PERMINTAAN A ->
Ringkas kisah Umar di Baitul Maqdis dalam dua kalimat.
=== TEKS HALAMAN ===
Ketika perjalanan telah sampai di bukit yang menghadap langsung dengan kota Baitul Maqdis, bersamaan pula dengan habisnya waktu Umar menaiki kuda, dan ia pun membaca takbir. Setelah itu, Umar berkata kepada pembantunya, “Kini giliranmu, naiklah!” Sang pembantu kemudian menolak, seraya mengatakan, “Wahai Amirul Mukminin, engkau jangan turun dan saya tidak mungkin naik, karena kita hampir sampai di kota tujuan. Sedangkan di kota ini peradabannya sudah maju, berbagai kendaraan mewah, kuda-kuda yang gagah dan indah, serta berbagai pemandangan modern lengkap di kota ini. Jika kita datang dengan penampilan seperti ini, yakni saya naik kendaraan sementara Amirul Mukminin menuntun kuda yang saya tunggangi, tentu mereka akan merendahkan dan menertawakan kita. Dan itu tentu berpengaruh kepada kemenangan kita.”

Mendengar alasan pembantunya itu,  spontanitas Khalifah Umar berkata, “Ini giliranmu, hakmu. Kalau saja ini pas giliranku tentu aku tidak turun dan engkau tidak naik. Karena sekarang ini adalah hakmu, maka –demi Allah– aku harus turun dan engkau harus naik.”

Kemudian turunlah Khalifah dan naiklah pembantunya. Umar pun mulai menuntun kuda. Ketika sampai di pagar kota, masyarakat kota menjemputnya di pintu yang bernama “Bab Damaskus” dengan pimpinan Beatrice Sofernius. Begitu rombongan Umar datang, penduduk Baitul Maqdis langsung menyambut orang yang berada di atas kendaraan dengan mengelu-elukan dan bahkan memberi hormat sujud kepadanya. Melihat tingkah mereka itu, si pembantu memukul-mukul mereka dengan tongkatnya dari atas kuda, sembari berkata menghardik, “Celaka kalian. Angkatlah muka kalian. Sungguh, tidak boleh bersujud kecuali kepada Allah semata!” Pembantu itu pun seraya menghardik bahwa yang dielu-elukan hanyalah seorang budak, sedangkan Amirul Mukminin adalah yang sedang menuntun kuda ini.
=== DAFTAR BARIS ===
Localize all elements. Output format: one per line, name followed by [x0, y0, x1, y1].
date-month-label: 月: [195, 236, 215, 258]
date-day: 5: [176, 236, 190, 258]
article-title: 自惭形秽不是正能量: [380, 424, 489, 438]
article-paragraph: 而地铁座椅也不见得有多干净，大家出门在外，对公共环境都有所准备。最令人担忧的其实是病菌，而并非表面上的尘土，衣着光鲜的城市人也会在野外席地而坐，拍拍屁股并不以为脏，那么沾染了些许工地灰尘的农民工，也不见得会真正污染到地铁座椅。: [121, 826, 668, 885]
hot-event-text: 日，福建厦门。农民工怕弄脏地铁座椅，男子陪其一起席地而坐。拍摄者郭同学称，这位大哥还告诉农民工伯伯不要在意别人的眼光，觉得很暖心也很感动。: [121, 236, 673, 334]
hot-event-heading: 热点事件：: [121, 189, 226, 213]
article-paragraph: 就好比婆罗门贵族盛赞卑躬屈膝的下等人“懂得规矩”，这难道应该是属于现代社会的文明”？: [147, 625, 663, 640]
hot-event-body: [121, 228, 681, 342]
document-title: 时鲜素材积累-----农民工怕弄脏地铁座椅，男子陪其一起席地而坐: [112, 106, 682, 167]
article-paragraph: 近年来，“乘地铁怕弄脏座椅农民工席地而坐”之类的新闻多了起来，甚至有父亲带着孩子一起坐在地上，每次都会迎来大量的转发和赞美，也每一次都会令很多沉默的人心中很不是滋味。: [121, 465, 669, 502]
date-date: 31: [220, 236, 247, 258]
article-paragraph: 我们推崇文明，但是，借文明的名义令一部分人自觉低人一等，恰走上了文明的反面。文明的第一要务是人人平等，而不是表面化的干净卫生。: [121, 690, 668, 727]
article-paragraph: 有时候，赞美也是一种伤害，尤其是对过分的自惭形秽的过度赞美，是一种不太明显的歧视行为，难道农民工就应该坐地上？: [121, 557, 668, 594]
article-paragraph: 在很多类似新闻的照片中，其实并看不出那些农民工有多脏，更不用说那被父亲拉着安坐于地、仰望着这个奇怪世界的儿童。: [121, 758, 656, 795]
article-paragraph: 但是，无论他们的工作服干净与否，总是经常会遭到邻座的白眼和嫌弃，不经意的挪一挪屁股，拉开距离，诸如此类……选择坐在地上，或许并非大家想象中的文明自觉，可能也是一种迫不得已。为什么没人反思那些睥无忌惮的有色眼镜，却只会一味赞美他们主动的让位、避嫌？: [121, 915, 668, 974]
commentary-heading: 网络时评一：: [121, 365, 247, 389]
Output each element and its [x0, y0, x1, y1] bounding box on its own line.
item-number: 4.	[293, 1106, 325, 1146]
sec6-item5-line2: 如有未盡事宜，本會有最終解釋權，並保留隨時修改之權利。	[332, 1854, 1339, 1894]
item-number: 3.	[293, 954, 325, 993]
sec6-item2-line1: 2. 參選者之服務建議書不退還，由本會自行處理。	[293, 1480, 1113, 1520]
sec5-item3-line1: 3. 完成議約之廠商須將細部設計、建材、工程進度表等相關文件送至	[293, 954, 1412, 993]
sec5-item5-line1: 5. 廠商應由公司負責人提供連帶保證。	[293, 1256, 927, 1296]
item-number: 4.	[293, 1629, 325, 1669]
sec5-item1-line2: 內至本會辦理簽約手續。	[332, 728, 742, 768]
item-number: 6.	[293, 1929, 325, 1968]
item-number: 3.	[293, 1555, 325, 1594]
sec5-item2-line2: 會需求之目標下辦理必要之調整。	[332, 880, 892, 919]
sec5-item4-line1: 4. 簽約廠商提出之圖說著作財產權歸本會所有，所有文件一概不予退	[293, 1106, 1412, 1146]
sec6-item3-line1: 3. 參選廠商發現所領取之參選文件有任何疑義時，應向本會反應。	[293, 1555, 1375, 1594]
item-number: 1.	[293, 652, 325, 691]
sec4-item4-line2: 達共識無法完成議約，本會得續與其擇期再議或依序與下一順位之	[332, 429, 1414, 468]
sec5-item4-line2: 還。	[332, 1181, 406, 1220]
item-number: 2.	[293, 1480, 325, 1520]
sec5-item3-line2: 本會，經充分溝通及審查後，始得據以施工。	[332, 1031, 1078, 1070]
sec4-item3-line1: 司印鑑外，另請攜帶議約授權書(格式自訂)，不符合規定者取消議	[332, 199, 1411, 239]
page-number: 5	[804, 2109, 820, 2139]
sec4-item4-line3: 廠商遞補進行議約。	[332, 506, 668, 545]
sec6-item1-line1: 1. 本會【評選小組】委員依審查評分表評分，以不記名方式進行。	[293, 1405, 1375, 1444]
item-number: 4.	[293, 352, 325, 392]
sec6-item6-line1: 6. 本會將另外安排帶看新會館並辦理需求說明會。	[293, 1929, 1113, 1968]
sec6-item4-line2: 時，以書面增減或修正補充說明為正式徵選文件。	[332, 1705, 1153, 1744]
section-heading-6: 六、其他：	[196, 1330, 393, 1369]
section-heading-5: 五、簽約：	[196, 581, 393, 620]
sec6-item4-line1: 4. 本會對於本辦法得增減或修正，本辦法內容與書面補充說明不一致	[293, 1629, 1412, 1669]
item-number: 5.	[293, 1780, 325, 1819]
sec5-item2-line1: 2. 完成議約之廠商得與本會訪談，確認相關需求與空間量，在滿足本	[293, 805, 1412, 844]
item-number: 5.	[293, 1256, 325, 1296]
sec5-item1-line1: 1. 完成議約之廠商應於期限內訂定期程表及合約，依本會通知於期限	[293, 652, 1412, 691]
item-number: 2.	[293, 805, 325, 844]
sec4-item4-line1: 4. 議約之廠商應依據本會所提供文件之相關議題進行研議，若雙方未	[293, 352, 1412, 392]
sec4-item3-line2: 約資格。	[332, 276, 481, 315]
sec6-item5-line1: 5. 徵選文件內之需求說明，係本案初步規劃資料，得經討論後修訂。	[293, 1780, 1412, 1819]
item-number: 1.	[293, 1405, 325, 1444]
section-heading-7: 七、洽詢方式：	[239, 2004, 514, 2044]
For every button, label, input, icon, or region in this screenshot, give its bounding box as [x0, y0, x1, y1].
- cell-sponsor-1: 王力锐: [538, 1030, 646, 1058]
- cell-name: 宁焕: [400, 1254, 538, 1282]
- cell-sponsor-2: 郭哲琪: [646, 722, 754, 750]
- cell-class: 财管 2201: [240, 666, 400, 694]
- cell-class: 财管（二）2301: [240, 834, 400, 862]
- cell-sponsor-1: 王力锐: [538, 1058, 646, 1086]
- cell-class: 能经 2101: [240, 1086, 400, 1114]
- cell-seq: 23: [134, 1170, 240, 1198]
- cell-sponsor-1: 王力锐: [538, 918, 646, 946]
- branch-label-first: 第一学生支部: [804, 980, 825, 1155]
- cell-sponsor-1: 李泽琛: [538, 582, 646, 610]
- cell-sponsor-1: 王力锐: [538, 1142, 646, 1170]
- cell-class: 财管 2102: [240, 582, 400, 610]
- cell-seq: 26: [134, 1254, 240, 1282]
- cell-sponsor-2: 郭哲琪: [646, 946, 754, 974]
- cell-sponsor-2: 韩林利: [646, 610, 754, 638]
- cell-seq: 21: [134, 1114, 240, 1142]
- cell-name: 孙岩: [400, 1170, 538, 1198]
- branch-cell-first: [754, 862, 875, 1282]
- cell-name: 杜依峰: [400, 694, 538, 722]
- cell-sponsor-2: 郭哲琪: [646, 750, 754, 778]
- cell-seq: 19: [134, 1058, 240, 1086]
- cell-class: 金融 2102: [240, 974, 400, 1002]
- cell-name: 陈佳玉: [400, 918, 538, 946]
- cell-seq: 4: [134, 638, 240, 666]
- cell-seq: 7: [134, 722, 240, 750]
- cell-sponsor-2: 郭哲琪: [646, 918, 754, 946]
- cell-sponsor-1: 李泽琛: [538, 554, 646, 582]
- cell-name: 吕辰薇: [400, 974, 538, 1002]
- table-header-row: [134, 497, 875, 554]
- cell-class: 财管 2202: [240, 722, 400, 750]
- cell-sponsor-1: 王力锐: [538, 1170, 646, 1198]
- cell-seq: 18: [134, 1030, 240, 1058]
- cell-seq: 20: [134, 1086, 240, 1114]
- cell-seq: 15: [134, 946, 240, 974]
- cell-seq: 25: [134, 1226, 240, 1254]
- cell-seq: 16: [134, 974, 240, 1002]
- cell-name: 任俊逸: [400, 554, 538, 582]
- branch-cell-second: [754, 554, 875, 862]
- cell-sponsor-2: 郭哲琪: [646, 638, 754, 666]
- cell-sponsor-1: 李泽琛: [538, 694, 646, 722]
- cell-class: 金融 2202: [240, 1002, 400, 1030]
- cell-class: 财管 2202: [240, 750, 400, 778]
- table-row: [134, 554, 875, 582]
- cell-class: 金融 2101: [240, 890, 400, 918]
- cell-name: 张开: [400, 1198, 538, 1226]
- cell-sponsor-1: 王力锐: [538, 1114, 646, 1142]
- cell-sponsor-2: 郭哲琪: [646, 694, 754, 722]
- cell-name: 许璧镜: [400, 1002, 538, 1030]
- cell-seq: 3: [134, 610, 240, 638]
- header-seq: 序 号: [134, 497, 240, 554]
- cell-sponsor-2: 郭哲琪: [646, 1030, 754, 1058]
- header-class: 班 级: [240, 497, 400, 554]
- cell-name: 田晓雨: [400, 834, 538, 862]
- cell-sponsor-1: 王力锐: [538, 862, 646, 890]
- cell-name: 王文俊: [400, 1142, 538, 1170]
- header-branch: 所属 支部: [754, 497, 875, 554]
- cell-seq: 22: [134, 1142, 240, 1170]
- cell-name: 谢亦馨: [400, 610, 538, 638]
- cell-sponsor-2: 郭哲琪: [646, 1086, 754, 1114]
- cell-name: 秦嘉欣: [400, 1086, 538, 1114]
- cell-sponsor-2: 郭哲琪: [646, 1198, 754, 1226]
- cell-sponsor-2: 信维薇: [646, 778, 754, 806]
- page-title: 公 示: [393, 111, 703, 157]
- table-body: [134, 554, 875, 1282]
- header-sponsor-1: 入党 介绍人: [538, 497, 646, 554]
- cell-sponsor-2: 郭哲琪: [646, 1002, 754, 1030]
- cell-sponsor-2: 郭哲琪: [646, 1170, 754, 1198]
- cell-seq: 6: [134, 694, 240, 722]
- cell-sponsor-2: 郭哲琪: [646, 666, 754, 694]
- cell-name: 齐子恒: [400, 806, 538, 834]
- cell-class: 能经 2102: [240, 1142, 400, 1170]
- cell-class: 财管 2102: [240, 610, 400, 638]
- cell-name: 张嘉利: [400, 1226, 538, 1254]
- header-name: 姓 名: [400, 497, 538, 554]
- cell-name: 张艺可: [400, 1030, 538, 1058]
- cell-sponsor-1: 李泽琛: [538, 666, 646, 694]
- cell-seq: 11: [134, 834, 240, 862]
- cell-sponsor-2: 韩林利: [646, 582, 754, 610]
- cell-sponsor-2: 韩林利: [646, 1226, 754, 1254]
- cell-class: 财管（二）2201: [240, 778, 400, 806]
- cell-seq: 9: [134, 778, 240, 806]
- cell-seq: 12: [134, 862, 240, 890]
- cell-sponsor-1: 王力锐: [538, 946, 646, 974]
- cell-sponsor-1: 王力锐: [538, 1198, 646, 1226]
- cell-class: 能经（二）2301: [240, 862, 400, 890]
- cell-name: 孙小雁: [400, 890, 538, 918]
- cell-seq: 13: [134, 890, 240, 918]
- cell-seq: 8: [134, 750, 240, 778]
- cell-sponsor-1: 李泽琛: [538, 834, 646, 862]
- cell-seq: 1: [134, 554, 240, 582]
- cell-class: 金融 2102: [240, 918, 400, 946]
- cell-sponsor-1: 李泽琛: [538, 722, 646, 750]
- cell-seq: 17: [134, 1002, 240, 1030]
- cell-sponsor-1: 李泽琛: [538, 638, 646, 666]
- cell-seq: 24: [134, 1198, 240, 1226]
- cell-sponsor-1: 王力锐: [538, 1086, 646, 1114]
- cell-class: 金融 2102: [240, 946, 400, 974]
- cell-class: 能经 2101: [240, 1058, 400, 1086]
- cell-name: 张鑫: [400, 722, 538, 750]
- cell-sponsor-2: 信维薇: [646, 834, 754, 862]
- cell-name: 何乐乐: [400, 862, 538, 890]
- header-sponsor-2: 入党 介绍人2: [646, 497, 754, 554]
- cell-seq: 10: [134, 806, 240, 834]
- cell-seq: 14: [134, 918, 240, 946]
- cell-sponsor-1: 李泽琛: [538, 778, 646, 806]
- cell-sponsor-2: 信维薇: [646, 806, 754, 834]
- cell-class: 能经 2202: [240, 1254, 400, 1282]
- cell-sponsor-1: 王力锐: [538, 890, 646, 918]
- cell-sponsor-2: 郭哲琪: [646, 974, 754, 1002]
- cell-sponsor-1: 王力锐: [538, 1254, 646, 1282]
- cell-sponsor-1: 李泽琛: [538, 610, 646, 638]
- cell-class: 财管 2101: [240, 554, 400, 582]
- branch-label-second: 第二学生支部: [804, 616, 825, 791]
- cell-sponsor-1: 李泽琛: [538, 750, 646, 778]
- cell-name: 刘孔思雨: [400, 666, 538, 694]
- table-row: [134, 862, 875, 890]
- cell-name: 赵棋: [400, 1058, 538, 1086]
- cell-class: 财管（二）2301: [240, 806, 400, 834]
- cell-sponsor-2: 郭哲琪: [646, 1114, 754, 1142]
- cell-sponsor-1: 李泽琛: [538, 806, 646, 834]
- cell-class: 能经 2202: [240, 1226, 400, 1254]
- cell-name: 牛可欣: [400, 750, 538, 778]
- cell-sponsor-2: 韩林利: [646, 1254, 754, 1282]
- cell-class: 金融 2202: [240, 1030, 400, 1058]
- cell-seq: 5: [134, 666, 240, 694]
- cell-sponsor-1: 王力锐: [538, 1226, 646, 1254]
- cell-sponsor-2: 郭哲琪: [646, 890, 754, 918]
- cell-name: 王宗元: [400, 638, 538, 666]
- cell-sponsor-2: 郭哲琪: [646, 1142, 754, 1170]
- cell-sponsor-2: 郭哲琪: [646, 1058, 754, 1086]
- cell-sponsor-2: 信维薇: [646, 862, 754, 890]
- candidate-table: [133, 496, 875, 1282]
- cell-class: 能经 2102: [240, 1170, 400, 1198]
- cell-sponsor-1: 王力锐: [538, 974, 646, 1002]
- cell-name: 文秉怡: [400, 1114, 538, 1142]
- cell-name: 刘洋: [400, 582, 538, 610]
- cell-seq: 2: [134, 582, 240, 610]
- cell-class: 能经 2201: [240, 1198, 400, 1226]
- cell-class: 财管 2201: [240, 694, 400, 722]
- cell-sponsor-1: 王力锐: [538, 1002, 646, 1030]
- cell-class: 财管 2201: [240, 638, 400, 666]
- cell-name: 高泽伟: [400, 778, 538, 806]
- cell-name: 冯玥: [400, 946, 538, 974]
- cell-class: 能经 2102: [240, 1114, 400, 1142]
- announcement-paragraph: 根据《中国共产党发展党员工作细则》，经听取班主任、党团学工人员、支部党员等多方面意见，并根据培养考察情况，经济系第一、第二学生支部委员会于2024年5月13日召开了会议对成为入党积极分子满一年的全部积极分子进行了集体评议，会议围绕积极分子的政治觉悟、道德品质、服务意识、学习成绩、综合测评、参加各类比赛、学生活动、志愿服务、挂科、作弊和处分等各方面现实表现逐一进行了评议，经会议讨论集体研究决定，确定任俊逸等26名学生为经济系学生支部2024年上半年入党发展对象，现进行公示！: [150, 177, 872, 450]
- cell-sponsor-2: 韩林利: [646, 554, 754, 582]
===
PERMINTAAN B ->
Tulis ulang baris-baris yang tercantum setelah kisah Umar di Baitul Maqdis. Mulai dari baris pertamanya dan teruskan sampai baris yang memuat "1480, 1113, 1520]", termasuk kedua baris itu.

JAWABAN LENGKAP A ->
Menjelang tiba di Baitul Maqdis, Umar turun dari kuda dan menyuruh pembantunya naik karena itu gilirannya, walaupun sang pembantu khawatir penduduk kota akan merendahkan dan menertawakan mereka. Penduduk yang menjemput di pintu Bab Damaskus lalu mengelu-elukan dan bersujud kepada pembantu di atas kuda, sehingga pembantu itu menghardik mereka dan menegaskan bahwa Amirul Mukminin adalah orang yang menuntun kuda.

JAWABAN LENGKAP B ->
Localize all elements. Output format: one per line, name followed by [x0, y0, x1, y1].
date-month-label: 月: [195, 236, 215, 258]
date-day: 5: [176, 236, 190, 258]
article-title: 自惭形秽不是正能量: [380, 424, 489, 438]
article-paragraph: 而地铁座椅也不见得有多干净，大家出门在外，对公共环境都有所准备。最令人担忧的其实是病菌，而并非表面上的尘土，衣着光鲜的城市人也会在野外席地而坐，拍拍屁股并不以为脏，那么沾染了些许工地灰尘的农民工，也不见得会真正污染到地铁座椅。: [121, 826, 668, 885]
hot-event-text: 日，福建厦门。农民工怕弄脏地铁座椅，男子陪其一起席地而坐。拍摄者郭同学称，这位大哥还告诉农民工伯伯不要在意别人的眼光，觉得很暖心也很感动。: [121, 236, 673, 334]
hot-event-heading: 热点事件：: [121, 189, 226, 213]
article-paragraph: 就好比婆罗门贵族盛赞卑躬屈膝的下等人“懂得规矩”，这难道应该是属于现代社会的文明”？: [147, 625, 663, 640]
hot-event-body: [121, 228, 681, 342]
document-title: 时鲜素材积累-----农民工怕弄脏地铁座椅，男子陪其一起席地而坐: [112, 106, 682, 167]
article-paragraph: 近年来，“乘地铁怕弄脏座椅农民工席地而坐”之类的新闻多了起来，甚至有父亲带着孩子一起坐在地上，每次都会迎来大量的转发和赞美，也每一次都会令很多沉默的人心中很不是滋味。: [121, 465, 669, 502]
date-date: 31: [220, 236, 247, 258]
article-paragraph: 我们推崇文明，但是，借文明的名义令一部分人自觉低人一等，恰走上了文明的反面。文明的第一要务是人人平等，而不是表面化的干净卫生。: [121, 690, 668, 727]
article-paragraph: 有时候，赞美也是一种伤害，尤其是对过分的自惭形秽的过度赞美，是一种不太明显的歧视行为，难道农民工就应该坐地上？: [121, 557, 668, 594]
article-paragraph: 在很多类似新闻的照片中，其实并看不出那些农民工有多脏，更不用说那被父亲拉着安坐于地、仰望着这个奇怪世界的儿童。: [121, 758, 656, 795]
article-paragraph: 但是，无论他们的工作服干净与否，总是经常会遭到邻座的白眼和嫌弃，不经意的挪一挪屁股，拉开距离，诸如此类……选择坐在地上，或许并非大家想象中的文明自觉，可能也是一种迫不得已。为什么没人反思那些睥无忌惮的有色眼镜，却只会一味赞美他们主动的让位、避嫌？: [121, 915, 668, 974]
commentary-heading: 网络时评一：: [121, 365, 247, 389]
Output each element and its [x0, y0, x1, y1] bounding box on its own line.
item-number: 4.	[293, 1106, 325, 1146]
sec6-item5-line2: 如有未盡事宜，本會有最終解釋權，並保留隨時修改之權利。	[332, 1854, 1339, 1894]
item-number: 3.	[293, 954, 325, 993]
sec6-item2-line1: 2. 參選者之服務建議書不退還，由本會自行處理。	[293, 1480, 1113, 1520]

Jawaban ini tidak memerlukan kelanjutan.